Reproduce every line of the material below, but drop the pictures.
----
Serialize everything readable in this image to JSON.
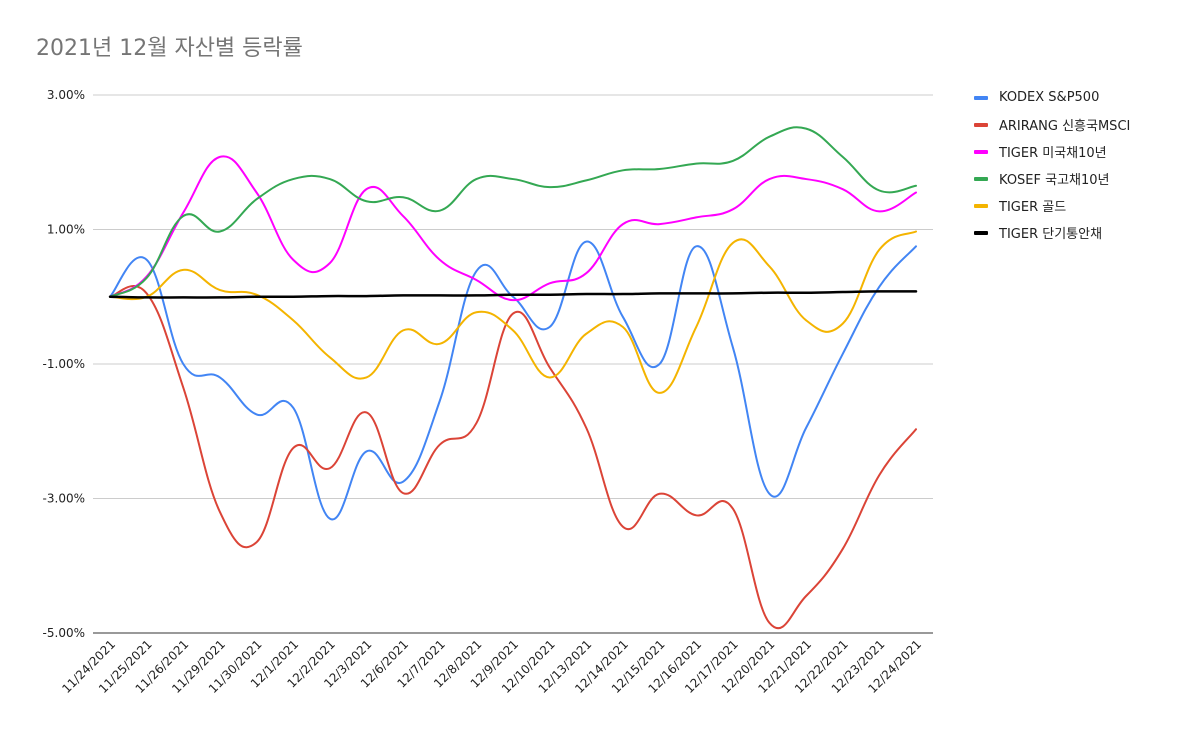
{
  "title": "2021년 12월 자산별 등락률",
  "chart_data": {
    "type": "line",
    "title": "2021년 12월 자산별 등락률",
    "xlabel": "",
    "ylabel": "",
    "ylim": [
      -5,
      3
    ],
    "yticks": [
      3,
      1,
      -1,
      -3,
      -5
    ],
    "ytick_labels": [
      "3.00%",
      "1.00%",
      "-1.00%",
      "-3.00%",
      "-5.00%"
    ],
    "grid": true,
    "legend_position": "right",
    "categories": [
      "11/24/2021",
      "11/25/2021",
      "11/26/2021",
      "11/29/2021",
      "11/30/2021",
      "12/1/2021",
      "12/2/2021",
      "12/3/2021",
      "12/6/2021",
      "12/7/2021",
      "12/8/2021",
      "12/9/2021",
      "12/10/2021",
      "12/13/2021",
      "12/14/2021",
      "12/15/2021",
      "12/16/2021",
      "12/17/2021",
      "12/20/2021",
      "12/21/2021",
      "12/22/2021",
      "12/23/2021",
      "12/24/2021"
    ],
    "series": [
      {
        "name": "KODEX S&P500",
        "color": "#4285f4",
        "values": [
          0,
          0.55,
          -1.0,
          -1.2,
          -1.75,
          -1.65,
          -3.3,
          -2.3,
          -2.75,
          -1.55,
          0.38,
          0.0,
          -0.45,
          0.82,
          -0.3,
          -1.0,
          0.75,
          -0.75,
          -2.93,
          -1.95,
          -0.85,
          0.15,
          0.75
        ]
      },
      {
        "name": "ARIRANG 신흥국MSCI",
        "color": "#db4437",
        "values": [
          0,
          0.05,
          -1.35,
          -3.2,
          -3.65,
          -2.25,
          -2.55,
          -1.72,
          -2.92,
          -2.2,
          -1.88,
          -0.25,
          -1.05,
          -1.95,
          -3.42,
          -2.93,
          -3.25,
          -3.15,
          -4.85,
          -4.45,
          -3.75,
          -2.65,
          -1.97
        ]
      },
      {
        "name": "TIGER 미국채10년",
        "color": "#ff00ff",
        "values": [
          0,
          0.3,
          1.25,
          2.08,
          1.55,
          0.55,
          0.5,
          1.6,
          1.2,
          0.55,
          0.25,
          -0.05,
          0.2,
          0.35,
          1.08,
          1.08,
          1.18,
          1.3,
          1.75,
          1.75,
          1.6,
          1.27,
          1.55
        ]
      },
      {
        "name": "KOSEF 국고채10년",
        "color": "#34a853",
        "values": [
          0,
          0.28,
          1.2,
          0.97,
          1.45,
          1.75,
          1.75,
          1.42,
          1.48,
          1.28,
          1.75,
          1.75,
          1.63,
          1.73,
          1.88,
          1.9,
          1.98,
          2.02,
          2.38,
          2.5,
          2.08,
          1.58,
          1.65
        ]
      },
      {
        "name": "TIGER 골드",
        "color": "#f4b400",
        "values": [
          0,
          0.0,
          0.4,
          0.1,
          0.03,
          -0.35,
          -0.9,
          -1.2,
          -0.5,
          -0.7,
          -0.23,
          -0.5,
          -1.2,
          -0.55,
          -0.45,
          -1.43,
          -0.45,
          0.8,
          0.45,
          -0.35,
          -0.4,
          0.7,
          0.97
        ]
      },
      {
        "name": "TIGER 단기통안채",
        "color": "#000000",
        "values": [
          0,
          -0.01,
          -0.01,
          -0.01,
          0.0,
          0.0,
          0.01,
          0.01,
          0.02,
          0.02,
          0.02,
          0.03,
          0.03,
          0.04,
          0.04,
          0.05,
          0.05,
          0.05,
          0.06,
          0.06,
          0.07,
          0.08,
          0.08
        ]
      }
    ]
  }
}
----
Worked answer -
Serialize everything readable in this image to JSON.
{
  "title": "2021년 12월 자산별 등락률",
  "chart_data": {
    "type": "line",
    "title": "2021년 12월 자산별 등락률",
    "xlabel": "",
    "ylabel": "",
    "ylim": [
      -5,
      3
    ],
    "yticks": [
      3,
      1,
      -1,
      -3,
      -5
    ],
    "ytick_labels": [
      "3.00%",
      "1.00%",
      "-1.00%",
      "-3.00%",
      "-5.00%"
    ],
    "grid": true,
    "legend_position": "right",
    "categories": [
      "11/24/2021",
      "11/25/2021",
      "11/26/2021",
      "11/29/2021",
      "11/30/2021",
      "12/1/2021",
      "12/2/2021",
      "12/3/2021",
      "12/6/2021",
      "12/7/2021",
      "12/8/2021",
      "12/9/2021",
      "12/10/2021",
      "12/13/2021",
      "12/14/2021",
      "12/15/2021",
      "12/16/2021",
      "12/17/2021",
      "12/20/2021",
      "12/21/2021",
      "12/22/2021",
      "12/23/2021",
      "12/24/2021"
    ],
    "series": [
      {
        "name": "KODEX S&P500",
        "color": "#4285f4",
        "values": [
          0,
          0.55,
          -1.0,
          -1.2,
          -1.75,
          -1.65,
          -3.3,
          -2.3,
          -2.75,
          -1.55,
          0.38,
          0.0,
          -0.45,
          0.82,
          -0.3,
          -1.0,
          0.75,
          -0.75,
          -2.93,
          -1.95,
          -0.85,
          0.15,
          0.75
        ]
      },
      {
        "name": "ARIRANG 신흥국MSCI",
        "color": "#db4437",
        "values": [
          0,
          0.05,
          -1.35,
          -3.2,
          -3.65,
          -2.25,
          -2.55,
          -1.72,
          -2.92,
          -2.2,
          -1.88,
          -0.25,
          -1.05,
          -1.95,
          -3.42,
          -2.93,
          -3.25,
          -3.15,
          -4.85,
          -4.45,
          -3.75,
          -2.65,
          -1.97
        ]
      },
      {
        "name": "TIGER 미국채10년",
        "color": "#ff00ff",
        "values": [
          0,
          0.3,
          1.25,
          2.08,
          1.55,
          0.55,
          0.5,
          1.6,
          1.2,
          0.55,
          0.25,
          -0.05,
          0.2,
          0.35,
          1.08,
          1.08,
          1.18,
          1.3,
          1.75,
          1.75,
          1.6,
          1.27,
          1.55
        ]
      },
      {
        "name": "KOSEF 국고채10년",
        "color": "#34a853",
        "values": [
          0,
          0.28,
          1.2,
          0.97,
          1.45,
          1.75,
          1.75,
          1.42,
          1.48,
          1.28,
          1.75,
          1.75,
          1.63,
          1.73,
          1.88,
          1.9,
          1.98,
          2.02,
          2.38,
          2.5,
          2.08,
          1.58,
          1.65
        ]
      },
      {
        "name": "TIGER 골드",
        "color": "#f4b400",
        "values": [
          0,
          0.0,
          0.4,
          0.1,
          0.03,
          -0.35,
          -0.9,
          -1.2,
          -0.5,
          -0.7,
          -0.23,
          -0.5,
          -1.2,
          -0.55,
          -0.45,
          -1.43,
          -0.45,
          0.8,
          0.45,
          -0.35,
          -0.4,
          0.7,
          0.97
        ]
      },
      {
        "name": "TIGER 단기통안채",
        "color": "#000000",
        "values": [
          0,
          -0.01,
          -0.01,
          -0.01,
          0.0,
          0.0,
          0.01,
          0.01,
          0.02,
          0.02,
          0.02,
          0.03,
          0.03,
          0.04,
          0.04,
          0.05,
          0.05,
          0.05,
          0.06,
          0.06,
          0.07,
          0.08,
          0.08
        ]
      }
    ]
  }
}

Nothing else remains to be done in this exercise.